== Stored records ==
━━━━━━━━

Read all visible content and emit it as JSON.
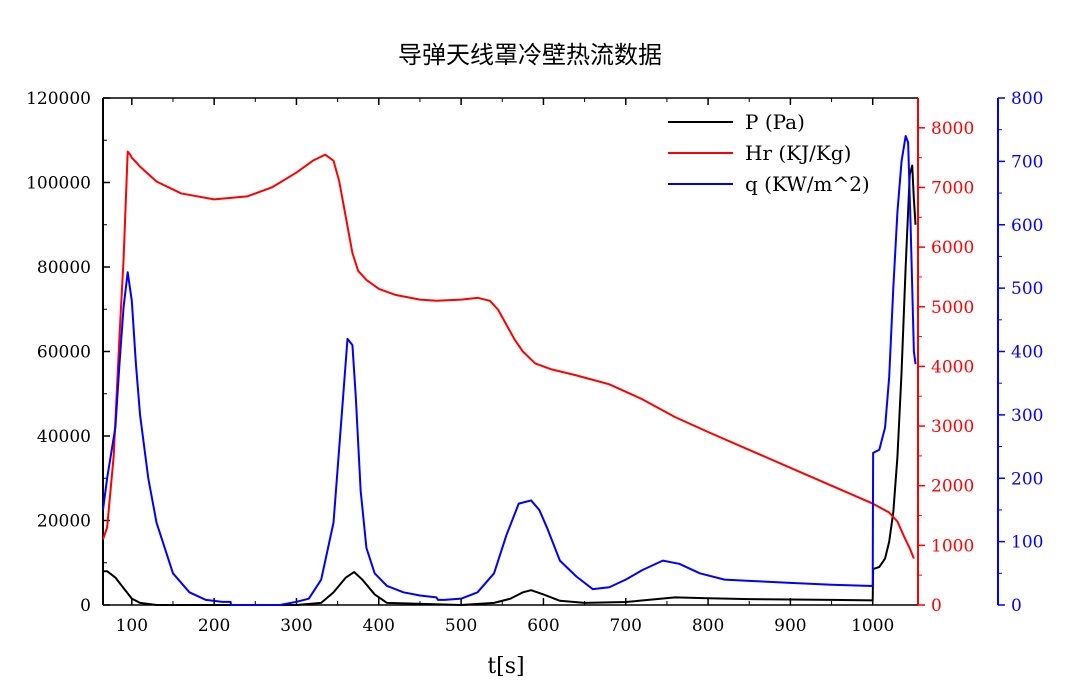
{
  "chart_data": {
    "type": "line",
    "title": "导弹天线罩冷壁热流数据",
    "xlabel": "t[s]",
    "xlim": [
      65,
      1055
    ],
    "xticks": [
      100,
      200,
      300,
      400,
      500,
      600,
      700,
      800,
      900,
      1000
    ],
    "grid": false,
    "legend_position": "top-right",
    "axes": [
      {
        "id": "left",
        "color": "#000000",
        "ylim": [
          0,
          120000
        ],
        "ticks": [
          0,
          20000,
          40000,
          60000,
          80000,
          100000,
          120000
        ]
      },
      {
        "id": "right1",
        "color": "#ff0000",
        "ylim": [
          0,
          8500
        ],
        "ticks": [
          0,
          1000,
          2000,
          3000,
          4000,
          5000,
          6000,
          7000,
          8000
        ]
      },
      {
        "id": "right2",
        "color": "#0000ff",
        "ylim": [
          0,
          800
        ],
        "ticks": [
          0,
          100,
          200,
          300,
          400,
          500,
          600,
          700,
          800
        ]
      }
    ],
    "series": [
      {
        "name": "P (Pa)",
        "color": "#000000",
        "axis": "left",
        "x": [
          65,
          70,
          80,
          90,
          100,
          110,
          130,
          200,
          300,
          330,
          345,
          360,
          370,
          380,
          395,
          410,
          500,
          540,
          560,
          575,
          585,
          600,
          620,
          650,
          700,
          760,
          800,
          850,
          900,
          950,
          1000,
          1000.5,
          1008,
          1015,
          1020,
          1025,
          1030,
          1035,
          1040,
          1045,
          1048,
          1050,
          1052
        ],
        "y": [
          8000,
          8000,
          6500,
          4000,
          1500,
          500,
          0,
          0,
          0,
          500,
          3000,
          6500,
          7800,
          6000,
          2500,
          500,
          0,
          500,
          1500,
          3000,
          3500,
          2500,
          1000,
          500,
          700,
          1800,
          1600,
          1400,
          1300,
          1200,
          1100,
          8500,
          9000,
          11000,
          15000,
          22000,
          35000,
          55000,
          80000,
          102000,
          104000,
          96000,
          90000
        ]
      },
      {
        "name": "Hr (KJ/Kg)",
        "color": "#ff0000",
        "axis": "right1",
        "x": [
          65,
          70,
          78,
          85,
          90,
          95,
          98,
          100,
          110,
          130,
          160,
          200,
          240,
          270,
          300,
          320,
          335,
          345,
          352,
          360,
          368,
          375,
          385,
          400,
          420,
          450,
          470,
          500,
          520,
          535,
          545,
          555,
          565,
          575,
          590,
          610,
          640,
          680,
          720,
          760,
          800,
          850,
          900,
          950,
          1000,
          1020,
          1030,
          1038,
          1045,
          1050
        ],
        "y": [
          1100,
          1300,
          2500,
          4500,
          5800,
          7600,
          7550,
          7500,
          7350,
          7100,
          6900,
          6800,
          6850,
          7000,
          7250,
          7450,
          7550,
          7450,
          7100,
          6500,
          5900,
          5600,
          5450,
          5300,
          5200,
          5120,
          5100,
          5120,
          5150,
          5100,
          4950,
          4700,
          4450,
          4250,
          4050,
          3950,
          3850,
          3700,
          3450,
          3150,
          2900,
          2600,
          2300,
          2000,
          1700,
          1550,
          1400,
          1150,
          950,
          780
        ]
      },
      {
        "name": "q (KW/m^2)",
        "color": "#0000ff",
        "axis": "right2",
        "x": [
          65,
          70,
          80,
          85,
          90,
          95,
          100,
          105,
          110,
          120,
          130,
          150,
          170,
          190,
          210,
          220,
          220.5,
          230,
          250,
          280,
          300,
          315,
          330,
          345,
          355,
          362,
          368,
          372,
          378,
          385,
          395,
          410,
          430,
          450,
          470,
          472,
          480,
          500,
          520,
          540,
          555,
          570,
          585,
          595,
          605,
          620,
          640,
          660,
          680,
          700,
          720,
          745,
          765,
          790,
          820,
          850,
          900,
          950,
          1000,
          1000.5,
          1008,
          1015,
          1020,
          1025,
          1030,
          1035,
          1040,
          1043,
          1046,
          1049,
          1050,
          1052
        ],
        "y": [
          150,
          200,
          280,
          380,
          470,
          525,
          480,
          380,
          300,
          200,
          130,
          50,
          20,
          8,
          5,
          5,
          0,
          0,
          0,
          0,
          5,
          10,
          40,
          130,
          300,
          420,
          410,
          330,
          180,
          90,
          50,
          30,
          20,
          15,
          12,
          8,
          8,
          10,
          20,
          50,
          110,
          160,
          165,
          150,
          120,
          70,
          45,
          25,
          28,
          40,
          55,
          70,
          65,
          50,
          40,
          38,
          35,
          32,
          30,
          240,
          245,
          280,
          360,
          500,
          620,
          700,
          740,
          730,
          600,
          450,
          400,
          380
        ]
      }
    ]
  }
}
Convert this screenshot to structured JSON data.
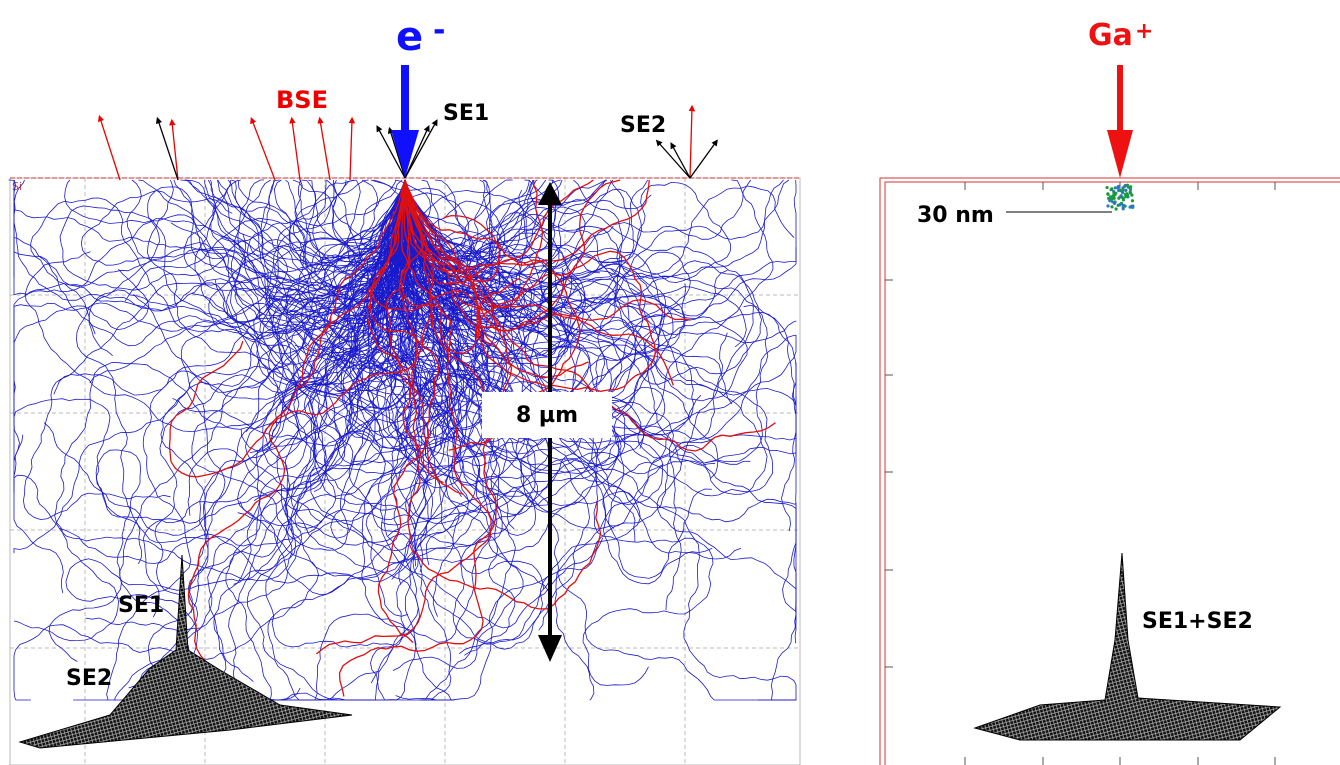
{
  "left_panel": {
    "beam_label": "e",
    "beam_charge": "-",
    "material": "Si",
    "bse_label": "BSE",
    "se1_label": "SE1",
    "se2_label": "SE2",
    "depth_label": "8 µm",
    "profile_se1_label": "SE1",
    "profile_se2_label": "SE2"
  },
  "right_panel": {
    "beam_label": "Ga",
    "beam_charge": "+",
    "size_label": "30 nm",
    "profile_label": "SE1+SE2"
  }
}
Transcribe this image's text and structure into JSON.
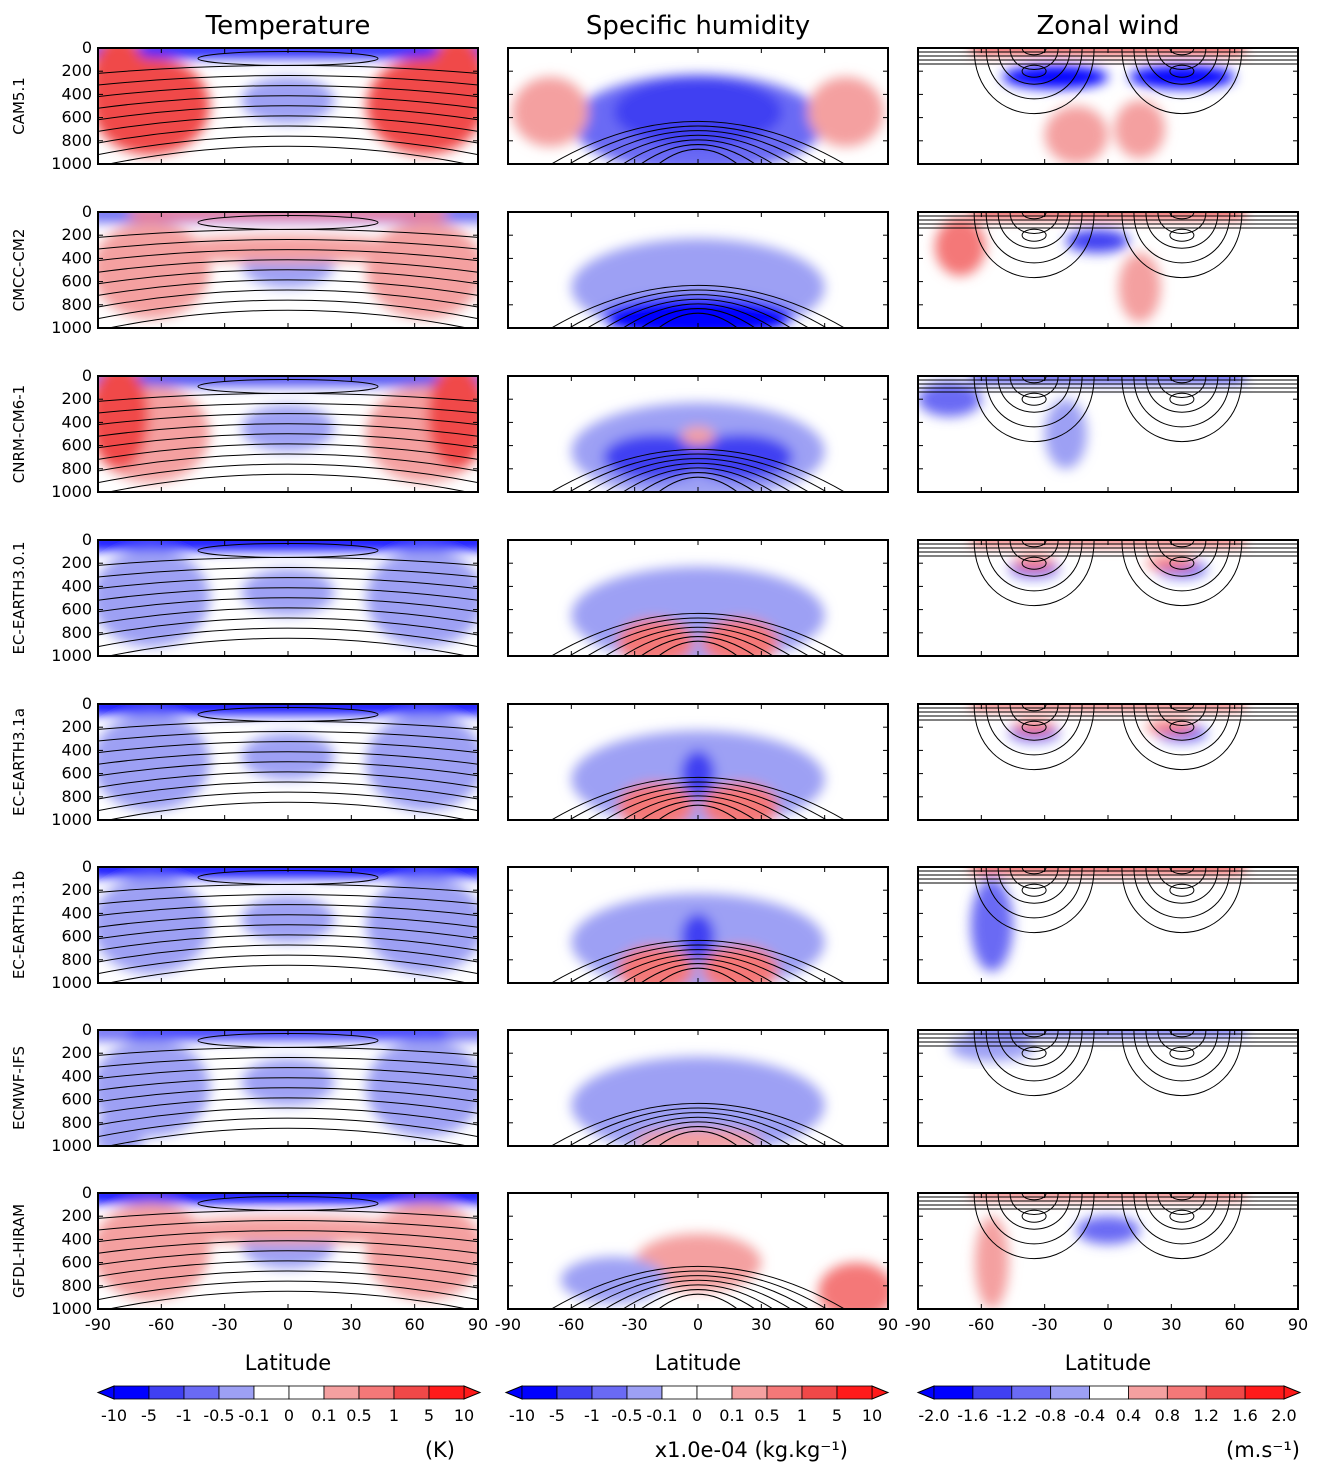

━━━━━━━━

== Your instructions ==
Copy every record above exactly, leaving out the pictures.

== Exercise response ==
Read all visible content and emit it as JSON.
{
  "chart_data": {
    "type": "line",
    "title": "导弹天线罩冷壁热流数据",
    "xlabel": "t[s]",
    "xlim": [
      65,
      1055
    ],
    "xticks": [
      100,
      200,
      300,
      400,
      500,
      600,
      700,
      800,
      900,
      1000
    ],
    "grid": false,
    "legend_position": "top-right",
    "axes": [
      {
        "id": "left",
        "color": "#000000",
        "ylim": [
          0,
          120000
        ],
        "ticks": [
          0,
          20000,
          40000,
          60000,
          80000,
          100000,
          120000
        ]
      },
      {
        "id": "right1",
        "color": "#ff0000",
        "ylim": [
          0,
          8500
        ],
        "ticks": [
          0,
          1000,
          2000,
          3000,
          4000,
          5000,
          6000,
          7000,
          8000
        ]
      },
      {
        "id": "right2",
        "color": "#0000ff",
        "ylim": [
          0,
          800
        ],
        "ticks": [
          0,
          100,
          200,
          300,
          400,
          500,
          600,
          700,
          800
        ]
      }
    ],
    "series": [
      {
        "name": "P (Pa)",
        "color": "#000000",
        "axis": "left",
        "x": [
          65,
          70,
          80,
          90,
          100,
          110,
          130,
          200,
          300,
          330,
          345,
          360,
          370,
          380,
          395,
          410,
          500,
          540,
          560,
          575,
          585,
          600,
          620,
          650,
          700,
          760,
          800,
          850,
          900,
          950,
          1000,
          1000.5,
          1008,
          1015,
          1020,
          1025,
          1030,
          1035,
          1040,
          1045,
          1048,
          1050,
          1052
        ],
        "y": [
          8000,
          8000,
          6500,
          4000,
          1500,
          500,
          0,
          0,
          0,
          500,
          3000,
          6500,
          7800,
          6000,
          2500,
          500,
          0,
          500,
          1500,
          3000,
          3500,
          2500,
          1000,
          500,
          700,
          1800,
          1600,
          1400,
          1300,
          1200,
          1100,
          8500,
          9000,
          11000,
          15000,
          22000,
          35000,
          55000,
          80000,
          102000,
          104000,
          96000,
          90000
        ]
      },
      {
        "name": "Hr (KJ/Kg)",
        "color": "#ff0000",
        "axis": "right1",
        "x": [
          65,
          70,
          78,
          85,
          90,
          95,
          98,
          100,
          110,
          130,
          160,
          200,
          240,
          270,
          300,
          320,
          335,
          345,
          352,
          360,
          368,
          375,
          385,
          400,
          420,
          450,
          470,
          500,
          520,
          535,
          545,
          555,
          565,
          575,
          590,
          610,
          640,
          680,
          720,
          760,
          800,
          850,
          900,
          950,
          1000,
          1020,
          1030,
          1038,
          1045,
          1050
        ],
        "y": [
          1100,
          1300,
          2500,
          4500,
          5800,
          7600,
          7550,
          7500,
          7350,
          7100,
          6900,
          6800,
          6850,
          7000,
          7250,
          7450,
          7550,
          7450,
          7100,
          6500,
          5900,
          5600,
          5450,
          5300,
          5200,
          5120,
          5100,
          5120,
          5150,
          5100,
          4950,
          4700,
          4450,
          4250,
          4050,
          3950,
          3850,
          3700,
          3450,
          3150,
          2900,
          2600,
          2300,
          2000,
          1700,
          1550,
          1400,
          1150,
          950,
          780
        ]
      },
      {
        "name": "q (KW/m^2)",
        "color": "#0000ff",
        "axis": "right2",
        "x": [
          65,
          70,
          80,
          85,
          90,
          95,
          100,
          105,
          110,
          120,
          130,
          150,
          170,
          190,
          210,
          220,
          220.5,
          230,
          250,
          280,
          300,
          315,
          330,
          345,
          355,
          362,
          368,
          372,
          378,
          385,
          395,
          410,
          430,
          450,
          470,
          472,
          480,
          500,
          520,
          540,
          555,
          570,
          585,
          595,
          605,
          620,
          640,
          660,
          680,
          700,
          720,
          745,
          765,
          790,
          820,
          850,
          900,
          950,
          1000,
          1000.5,
          1008,
          1015,
          1020,
          1025,
          1030,
          1035,
          1040,
          1043,
          1046,
          1049,
          1050,
          1052
        ],
        "y": [
          150,
          200,
          280,
          380,
          470,
          525,
          480,
          380,
          300,
          200,
          130,
          50,
          20,
          8,
          5,
          5,
          0,
          0,
          0,
          0,
          5,
          10,
          40,
          130,
          300,
          420,
          410,
          330,
          180,
          90,
          50,
          30,
          20,
          15,
          12,
          8,
          8,
          10,
          20,
          50,
          110,
          160,
          165,
          150,
          120,
          70,
          45,
          25,
          28,
          40,
          55,
          70,
          65,
          50,
          40,
          38,
          35,
          32,
          30,
          240,
          245,
          280,
          360,
          500,
          620,
          700,
          740,
          730,
          600,
          450,
          400,
          380
        ]
      }
    ]
  }
}
Convert this screenshot to structured JSON data.
{
  "left_panel": {
    "beam_label": "e",
    "beam_charge": "-",
    "material": "Si",
    "bse_label": "BSE",
    "se1_label": "SE1",
    "se2_label": "SE2",
    "depth_label": "8 µm",
    "profile_se1_label": "SE1",
    "profile_se2_label": "SE2"
  },
  "right_panel": {
    "beam_label": "Ga",
    "beam_charge": "+",
    "size_label": "30 nm",
    "profile_label": "SE1+SE2"
  }
}
Transcribe this image's text and structure into JSON.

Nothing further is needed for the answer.